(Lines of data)
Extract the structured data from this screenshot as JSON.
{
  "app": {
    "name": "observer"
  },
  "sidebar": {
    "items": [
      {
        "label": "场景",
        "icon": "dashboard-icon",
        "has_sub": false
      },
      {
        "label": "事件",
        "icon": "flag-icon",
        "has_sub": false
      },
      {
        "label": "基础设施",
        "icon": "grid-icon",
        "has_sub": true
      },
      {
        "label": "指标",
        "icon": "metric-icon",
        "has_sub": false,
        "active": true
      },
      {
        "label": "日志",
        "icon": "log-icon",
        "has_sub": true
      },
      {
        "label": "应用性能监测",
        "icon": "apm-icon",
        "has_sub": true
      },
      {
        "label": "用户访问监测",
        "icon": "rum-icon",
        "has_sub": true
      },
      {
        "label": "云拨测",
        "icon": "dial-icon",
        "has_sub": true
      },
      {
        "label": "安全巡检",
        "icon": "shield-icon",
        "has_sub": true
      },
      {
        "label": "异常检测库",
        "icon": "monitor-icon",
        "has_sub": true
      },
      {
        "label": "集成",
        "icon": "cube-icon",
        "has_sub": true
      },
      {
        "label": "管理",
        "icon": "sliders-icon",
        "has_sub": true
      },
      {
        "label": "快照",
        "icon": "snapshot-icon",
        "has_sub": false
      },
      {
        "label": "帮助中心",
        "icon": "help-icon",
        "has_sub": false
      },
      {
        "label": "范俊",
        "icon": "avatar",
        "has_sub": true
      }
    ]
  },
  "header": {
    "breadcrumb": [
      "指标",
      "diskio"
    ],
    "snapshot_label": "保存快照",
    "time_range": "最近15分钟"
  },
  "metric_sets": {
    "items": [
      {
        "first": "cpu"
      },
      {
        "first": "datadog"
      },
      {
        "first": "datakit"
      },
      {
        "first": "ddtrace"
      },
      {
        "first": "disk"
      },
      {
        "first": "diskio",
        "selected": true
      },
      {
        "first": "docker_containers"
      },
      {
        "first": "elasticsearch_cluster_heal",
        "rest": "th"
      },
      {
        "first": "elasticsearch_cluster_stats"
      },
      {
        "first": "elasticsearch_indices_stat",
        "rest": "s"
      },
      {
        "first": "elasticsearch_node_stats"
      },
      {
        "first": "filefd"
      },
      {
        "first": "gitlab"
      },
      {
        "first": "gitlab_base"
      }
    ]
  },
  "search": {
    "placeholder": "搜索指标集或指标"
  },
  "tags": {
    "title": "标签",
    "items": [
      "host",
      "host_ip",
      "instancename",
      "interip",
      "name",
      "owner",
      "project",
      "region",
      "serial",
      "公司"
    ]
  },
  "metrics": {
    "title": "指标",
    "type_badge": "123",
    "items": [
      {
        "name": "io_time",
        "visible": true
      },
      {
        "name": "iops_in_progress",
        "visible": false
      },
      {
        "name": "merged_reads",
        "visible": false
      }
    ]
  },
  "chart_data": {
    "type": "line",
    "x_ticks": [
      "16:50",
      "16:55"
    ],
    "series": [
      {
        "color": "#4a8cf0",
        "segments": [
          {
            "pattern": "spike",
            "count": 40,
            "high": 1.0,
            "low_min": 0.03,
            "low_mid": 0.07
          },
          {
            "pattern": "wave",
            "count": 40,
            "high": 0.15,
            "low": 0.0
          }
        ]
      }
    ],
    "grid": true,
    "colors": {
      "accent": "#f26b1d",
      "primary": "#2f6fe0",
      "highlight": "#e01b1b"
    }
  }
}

What is being asked:
Write out the entries above word for word.

Full solution:
Extract the structured data from this screenshot as JSON.
{
  "app": {
    "name": "observer"
  },
  "sidebar": {
    "items": [
      {
        "label": "场景",
        "icon": "dashboard-icon",
        "has_sub": false
      },
      {
        "label": "事件",
        "icon": "flag-icon",
        "has_sub": false
      },
      {
        "label": "基础设施",
        "icon": "grid-icon",
        "has_sub": true
      },
      {
        "label": "指标",
        "icon": "metric-icon",
        "has_sub": false,
        "active": true
      },
      {
        "label": "日志",
        "icon": "log-icon",
        "has_sub": true
      },
      {
        "label": "应用性能监测",
        "icon": "apm-icon",
        "has_sub": true
      },
      {
        "label": "用户访问监测",
        "icon": "rum-icon",
        "has_sub": true
      },
      {
        "label": "云拨测",
        "icon": "dial-icon",
        "has_sub": true
      },
      {
        "label": "安全巡检",
        "icon": "shield-icon",
        "has_sub": true
      },
      {
        "label": "异常检测库",
        "icon": "monitor-icon",
        "has_sub": true
      },
      {
        "label": "集成",
        "icon": "cube-icon",
        "has_sub": true
      },
      {
        "label": "管理",
        "icon": "sliders-icon",
        "has_sub": true
      },
      {
        "label": "快照",
        "icon": "snapshot-icon",
        "has_sub": false
      },
      {
        "label": "帮助中心",
        "icon": "help-icon",
        "has_sub": false
      },
      {
        "label": "范俊",
        "icon": "avatar",
        "has_sub": true
      }
    ]
  },
  "header": {
    "breadcrumb": [
      "指标",
      "diskio"
    ],
    "snapshot_label": "保存快照",
    "time_range": "最近15分钟"
  },
  "metric_sets": {
    "items": [
      {
        "first": "cpu"
      },
      {
        "first": "datadog"
      },
      {
        "first": "datakit"
      },
      {
        "first": "ddtrace"
      },
      {
        "first": "disk"
      },
      {
        "first": "diskio",
        "selected": true
      },
      {
        "first": "docker_containers"
      },
      {
        "first": "elasticsearch_cluster_heal",
        "rest": "th"
      },
      {
        "first": "elasticsearch_cluster_stats"
      },
      {
        "first": "elasticsearch_indices_stat",
        "rest": "s"
      },
      {
        "first": "elasticsearch_node_stats"
      },
      {
        "first": "filefd"
      },
      {
        "first": "gitlab"
      },
      {
        "first": "gitlab_base"
      }
    ]
  },
  "search": {
    "placeholder": "搜索指标集或指标"
  },
  "tags": {
    "title": "标签",
    "items": [
      "host",
      "host_ip",
      "instancename",
      "interip",
      "name",
      "owner",
      "project",
      "region",
      "serial",
      "公司"
    ]
  },
  "metrics": {
    "title": "指标",
    "type_badge": "123",
    "items": [
      {
        "name": "io_time",
        "visible": true
      },
      {
        "name": "iops_in_progress",
        "visible": false
      },
      {
        "name": "merged_reads",
        "visible": false
      }
    ]
  },
  "chart_data": {
    "type": "line",
    "x_ticks": [
      "16:50",
      "16:55"
    ],
    "series": [
      {
        "color": "#4a8cf0",
        "segments": [
          {
            "pattern": "spike",
            "count": 40,
            "high": 1.0,
            "low_min": 0.03,
            "low_mid": 0.07
          },
          {
            "pattern": "wave",
            "count": 40,
            "high": 0.15,
            "low": 0.0
          }
        ]
      }
    ],
    "grid": true,
    "colors": {
      "accent": "#f26b1d",
      "primary": "#2f6fe0",
      "highlight": "#e01b1b"
    }
  }
}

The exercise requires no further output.